Do this
Copy the data precisely, keeping every character.

Data rows
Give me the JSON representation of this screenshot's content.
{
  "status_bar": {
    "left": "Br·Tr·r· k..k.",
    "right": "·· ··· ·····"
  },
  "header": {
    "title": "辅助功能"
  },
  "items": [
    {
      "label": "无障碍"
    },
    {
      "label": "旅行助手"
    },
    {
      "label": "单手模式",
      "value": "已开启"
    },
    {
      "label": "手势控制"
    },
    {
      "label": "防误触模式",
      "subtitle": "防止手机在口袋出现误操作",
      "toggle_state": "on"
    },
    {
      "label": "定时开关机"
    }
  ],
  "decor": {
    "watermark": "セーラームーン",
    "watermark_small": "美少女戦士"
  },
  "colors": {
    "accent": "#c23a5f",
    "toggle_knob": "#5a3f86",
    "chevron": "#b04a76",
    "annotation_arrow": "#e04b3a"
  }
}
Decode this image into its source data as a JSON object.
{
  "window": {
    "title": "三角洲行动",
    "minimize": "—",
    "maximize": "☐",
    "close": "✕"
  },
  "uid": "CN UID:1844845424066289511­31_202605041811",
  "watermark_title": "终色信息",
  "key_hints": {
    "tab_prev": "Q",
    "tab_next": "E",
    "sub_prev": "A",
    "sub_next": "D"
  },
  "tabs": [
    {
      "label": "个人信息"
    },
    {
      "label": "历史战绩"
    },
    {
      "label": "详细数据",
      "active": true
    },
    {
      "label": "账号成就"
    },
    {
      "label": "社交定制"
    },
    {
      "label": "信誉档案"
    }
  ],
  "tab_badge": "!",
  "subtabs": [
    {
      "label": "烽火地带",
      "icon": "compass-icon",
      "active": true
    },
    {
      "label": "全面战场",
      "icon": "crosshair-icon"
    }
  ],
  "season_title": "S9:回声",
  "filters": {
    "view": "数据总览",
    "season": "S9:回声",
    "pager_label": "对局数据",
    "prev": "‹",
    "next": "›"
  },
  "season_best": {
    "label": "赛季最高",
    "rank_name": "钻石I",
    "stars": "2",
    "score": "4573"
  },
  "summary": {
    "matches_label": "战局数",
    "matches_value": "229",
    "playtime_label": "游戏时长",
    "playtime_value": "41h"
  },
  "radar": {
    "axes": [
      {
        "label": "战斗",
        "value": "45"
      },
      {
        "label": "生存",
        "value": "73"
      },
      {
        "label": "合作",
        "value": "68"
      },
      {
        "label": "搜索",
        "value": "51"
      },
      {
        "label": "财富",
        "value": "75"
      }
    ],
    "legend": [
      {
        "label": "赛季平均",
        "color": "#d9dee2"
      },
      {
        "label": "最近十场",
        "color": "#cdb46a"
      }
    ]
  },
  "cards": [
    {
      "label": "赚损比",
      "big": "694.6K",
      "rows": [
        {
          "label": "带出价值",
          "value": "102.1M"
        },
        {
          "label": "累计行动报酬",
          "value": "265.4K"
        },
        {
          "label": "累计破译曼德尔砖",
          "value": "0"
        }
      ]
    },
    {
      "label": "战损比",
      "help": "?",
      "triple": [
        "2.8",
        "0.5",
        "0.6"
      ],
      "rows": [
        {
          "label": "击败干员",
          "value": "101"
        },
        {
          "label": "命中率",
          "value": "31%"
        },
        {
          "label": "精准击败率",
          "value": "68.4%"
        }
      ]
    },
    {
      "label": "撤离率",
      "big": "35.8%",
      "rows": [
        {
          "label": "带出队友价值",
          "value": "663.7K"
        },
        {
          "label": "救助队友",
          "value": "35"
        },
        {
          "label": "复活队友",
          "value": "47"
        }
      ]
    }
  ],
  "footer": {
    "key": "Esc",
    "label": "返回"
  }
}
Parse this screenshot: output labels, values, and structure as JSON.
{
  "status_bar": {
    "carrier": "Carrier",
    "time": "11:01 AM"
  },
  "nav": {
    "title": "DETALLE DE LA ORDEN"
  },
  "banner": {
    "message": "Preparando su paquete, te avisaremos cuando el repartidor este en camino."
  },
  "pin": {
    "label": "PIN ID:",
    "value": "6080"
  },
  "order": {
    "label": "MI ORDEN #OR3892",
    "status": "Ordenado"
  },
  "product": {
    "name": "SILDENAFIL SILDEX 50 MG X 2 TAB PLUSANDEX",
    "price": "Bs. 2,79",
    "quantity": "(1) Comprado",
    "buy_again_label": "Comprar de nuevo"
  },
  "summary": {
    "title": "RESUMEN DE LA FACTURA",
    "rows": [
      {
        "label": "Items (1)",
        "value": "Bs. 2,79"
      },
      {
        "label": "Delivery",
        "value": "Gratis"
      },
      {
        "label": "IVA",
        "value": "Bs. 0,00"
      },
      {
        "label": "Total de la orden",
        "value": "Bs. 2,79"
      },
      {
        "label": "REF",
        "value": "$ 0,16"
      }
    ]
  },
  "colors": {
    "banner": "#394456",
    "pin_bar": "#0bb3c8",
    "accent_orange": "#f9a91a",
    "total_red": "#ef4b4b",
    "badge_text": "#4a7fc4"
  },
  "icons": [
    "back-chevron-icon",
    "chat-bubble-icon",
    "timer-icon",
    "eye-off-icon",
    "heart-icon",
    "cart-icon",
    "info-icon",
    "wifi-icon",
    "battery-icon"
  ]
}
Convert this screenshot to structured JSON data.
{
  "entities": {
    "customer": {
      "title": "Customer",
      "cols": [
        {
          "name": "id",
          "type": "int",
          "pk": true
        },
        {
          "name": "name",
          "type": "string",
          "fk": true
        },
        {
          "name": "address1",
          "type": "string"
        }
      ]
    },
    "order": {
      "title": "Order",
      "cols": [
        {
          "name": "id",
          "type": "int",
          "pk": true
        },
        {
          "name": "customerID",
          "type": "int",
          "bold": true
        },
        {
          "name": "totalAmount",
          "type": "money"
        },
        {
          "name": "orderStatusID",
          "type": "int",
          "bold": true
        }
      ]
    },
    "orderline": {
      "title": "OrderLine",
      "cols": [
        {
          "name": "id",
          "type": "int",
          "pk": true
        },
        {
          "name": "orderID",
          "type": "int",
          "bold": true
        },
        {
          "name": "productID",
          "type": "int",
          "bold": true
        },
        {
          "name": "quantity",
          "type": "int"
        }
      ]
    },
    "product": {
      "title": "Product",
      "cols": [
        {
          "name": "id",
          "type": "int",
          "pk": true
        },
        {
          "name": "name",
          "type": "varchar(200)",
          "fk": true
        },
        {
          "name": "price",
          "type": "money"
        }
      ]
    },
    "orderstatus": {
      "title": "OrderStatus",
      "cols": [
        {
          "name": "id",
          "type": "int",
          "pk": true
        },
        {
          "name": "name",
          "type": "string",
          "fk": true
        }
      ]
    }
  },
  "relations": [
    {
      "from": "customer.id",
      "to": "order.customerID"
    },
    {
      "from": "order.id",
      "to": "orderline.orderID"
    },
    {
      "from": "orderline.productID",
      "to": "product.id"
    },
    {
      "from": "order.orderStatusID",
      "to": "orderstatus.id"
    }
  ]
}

Solution below
Give me the JSON representation of this screenshot's content.
{
  "status_bar": {
    "left": "Br·Tr·r· k..k.",
    "right": "·· ··· ·····"
  },
  "header": {
    "title": "辅助功能"
  },
  "items": [
    {
      "label": "无障碍"
    },
    {
      "label": "旅行助手"
    },
    {
      "label": "单手模式",
      "value": "已开启"
    },
    {
      "label": "手势控制"
    },
    {
      "label": "防误触模式",
      "subtitle": "防止手机在口袋出现误操作",
      "toggle_state": "on"
    },
    {
      "label": "定时开关机"
    }
  ],
  "decor": {
    "watermark": "セーラームーン",
    "watermark_small": "美少女戦士"
  },
  "colors": {
    "accent": "#c23a5f",
    "toggle_knob": "#5a3f86",
    "chevron": "#b04a76",
    "annotation_arrow": "#e04b3a"
  }
}
Decode this image into its source data as a JSON object.
{
  "window": {
    "title": "三角洲行动",
    "minimize": "—",
    "maximize": "☐",
    "close": "✕"
  },
  "uid": "CN UID:1844845424066289511­31_202605041811",
  "watermark_title": "终色信息",
  "key_hints": {
    "tab_prev": "Q",
    "tab_next": "E",
    "sub_prev": "A",
    "sub_next": "D"
  },
  "tabs": [
    {
      "label": "个人信息"
    },
    {
      "label": "历史战绩"
    },
    {
      "label": "详细数据",
      "active": true
    },
    {
      "label": "账号成就"
    },
    {
      "label": "社交定制"
    },
    {
      "label": "信誉档案"
    }
  ],
  "tab_badge": "!",
  "subtabs": [
    {
      "label": "烽火地带",
      "icon": "compass-icon",
      "active": true
    },
    {
      "label": "全面战场",
      "icon": "crosshair-icon"
    }
  ],
  "season_title": "S9:回声",
  "filters": {
    "view": "数据总览",
    "season": "S9:回声",
    "pager_label": "对局数据",
    "prev": "‹",
    "next": "›"
  },
  "season_best": {
    "label": "赛季最高",
    "rank_name": "钻石I",
    "stars": "2",
    "score": "4573"
  },
  "summary": {
    "matches_label": "战局数",
    "matches_value": "229",
    "playtime_label": "游戏时长",
    "playtime_value": "41h"
  },
  "radar": {
    "axes": [
      {
        "label": "战斗",
        "value": "45"
      },
      {
        "label": "生存",
        "value": "73"
      },
      {
        "label": "合作",
        "value": "68"
      },
      {
        "label": "搜索",
        "value": "51"
      },
      {
        "label": "财富",
        "value": "75"
      }
    ],
    "legend": [
      {
        "label": "赛季平均",
        "color": "#d9dee2"
      },
      {
        "label": "最近十场",
        "color": "#cdb46a"
      }
    ]
  },
  "cards": [
    {
      "label": "赚损比",
      "big": "694.6K",
      "rows": [
        {
          "label": "带出价值",
          "value": "102.1M"
        },
        {
          "label": "累计行动报酬",
          "value": "265.4K"
        },
        {
          "label": "累计破译曼德尔砖",
          "value": "0"
        }
      ]
    },
    {
      "label": "战损比",
      "help": "?",
      "triple": [
        "2.8",
        "0.5",
        "0.6"
      ],
      "rows": [
        {
          "label": "击败干员",
          "value": "101"
        },
        {
          "label": "命中率",
          "value": "31%"
        },
        {
          "label": "精准击败率",
          "value": "68.4%"
        }
      ]
    },
    {
      "label": "撤离率",
      "big": "35.8%",
      "rows": [
        {
          "label": "带出队友价值",
          "value": "663.7K"
        },
        {
          "label": "救助队友",
          "value": "35"
        },
        {
          "label": "复活队友",
          "value": "47"
        }
      ]
    }
  ],
  "footer": {
    "key": "Esc",
    "label": "返回"
  }
}
Parse this screenshot: output labels, values, and structure as JSON.
{
  "status_bar": {
    "carrier": "Carrier",
    "time": "11:01 AM"
  },
  "nav": {
    "title": "DETALLE DE LA ORDEN"
  },
  "banner": {
    "message": "Preparando su paquete, te avisaremos cuando el repartidor este en camino."
  },
  "pin": {
    "label": "PIN ID:",
    "value": "6080"
  },
  "order": {
    "label": "MI ORDEN #OR3892",
    "status": "Ordenado"
  },
  "product": {
    "name": "SILDENAFIL SILDEX 50 MG X 2 TAB PLUSANDEX",
    "price": "Bs. 2,79",
    "quantity": "(1) Comprado",
    "buy_again_label": "Comprar de nuevo"
  },
  "summary": {
    "title": "RESUMEN DE LA FACTURA",
    "rows": [
      {
        "label": "Items (1)",
        "value": "Bs. 2,79"
      },
      {
        "label": "Delivery",
        "value": "Gratis"
      },
      {
        "label": "IVA",
        "value": "Bs. 0,00"
      },
      {
        "label": "Total de la orden",
        "value": "Bs. 2,79"
      },
      {
        "label": "REF",
        "value": "$ 0,16"
      }
    ]
  },
  "colors": {
    "banner": "#394456",
    "pin_bar": "#0bb3c8",
    "accent_orange": "#f9a91a",
    "total_red": "#ef4b4b",
    "badge_text": "#4a7fc4"
  },
  "icons": [
    "back-chevron-icon",
    "chat-bubble-icon",
    "timer-icon",
    "eye-off-icon",
    "heart-icon",
    "cart-icon",
    "info-icon",
    "wifi-icon",
    "battery-icon"
  ]
}
Convert this screenshot to structured JSON data.
{
  "entities": {
    "customer": {
      "title": "Customer",
      "cols": [
        {
          "name": "id",
          "type": "int",
          "pk": true
        },
        {
          "name": "name",
          "type": "string",
          "fk": true
        },
        {
          "name": "address1",
          "type": "string"
        }
      ]
    },
    "order": {
      "title": "Order",
      "cols": [
        {
          "name": "id",
          "type": "int",
          "pk": true
        },
        {
          "name": "customerID",
          "type": "int",
          "bold": true
        },
        {
          "name": "totalAmount",
          "type": "money"
        },
        {
          "name": "orderStatusID",
          "type": "int",
          "bold": true
        }
      ]
    },
    "orderline": {
      "title": "OrderLine",
      "cols": [
        {
          "name": "id",
          "type": "int",
          "pk": true
        },
        {
          "name": "orderID",
          "type": "int",
          "bold": true
        },
        {
          "name": "productID",
          "type": "int",
          "bold": true
        },
        {
          "name": "quantity",
          "type": "int"
        }
      ]
    },
    "product": {
      "title": "Product",
      "cols": [
        {
          "name": "id",
          "type": "int",
          "pk": true
        },
        {
          "name": "name",
          "type": "varchar(200)",
          "fk": true
        },
        {
          "name": "price",
          "type": "money"
        }
      ]
    },
    "orderstatus": {
      "title": "OrderStatus",
      "cols": [
        {
          "name": "id",
          "type": "int",
          "pk": true
        },
        {
          "name": "name",
          "type": "string",
          "fk": true
        }
      ]
    }
  },
  "relations": [
    {
      "from": "customer.id",
      "to": "order.customerID"
    },
    {
      "from": "order.id",
      "to": "orderline.orderID"
    },
    {
      "from": "orderline.productID",
      "to": "product.id"
    },
    {
      "from": "order.orderStatusID",
      "to": "orderstatus.id"
    }
  ]
}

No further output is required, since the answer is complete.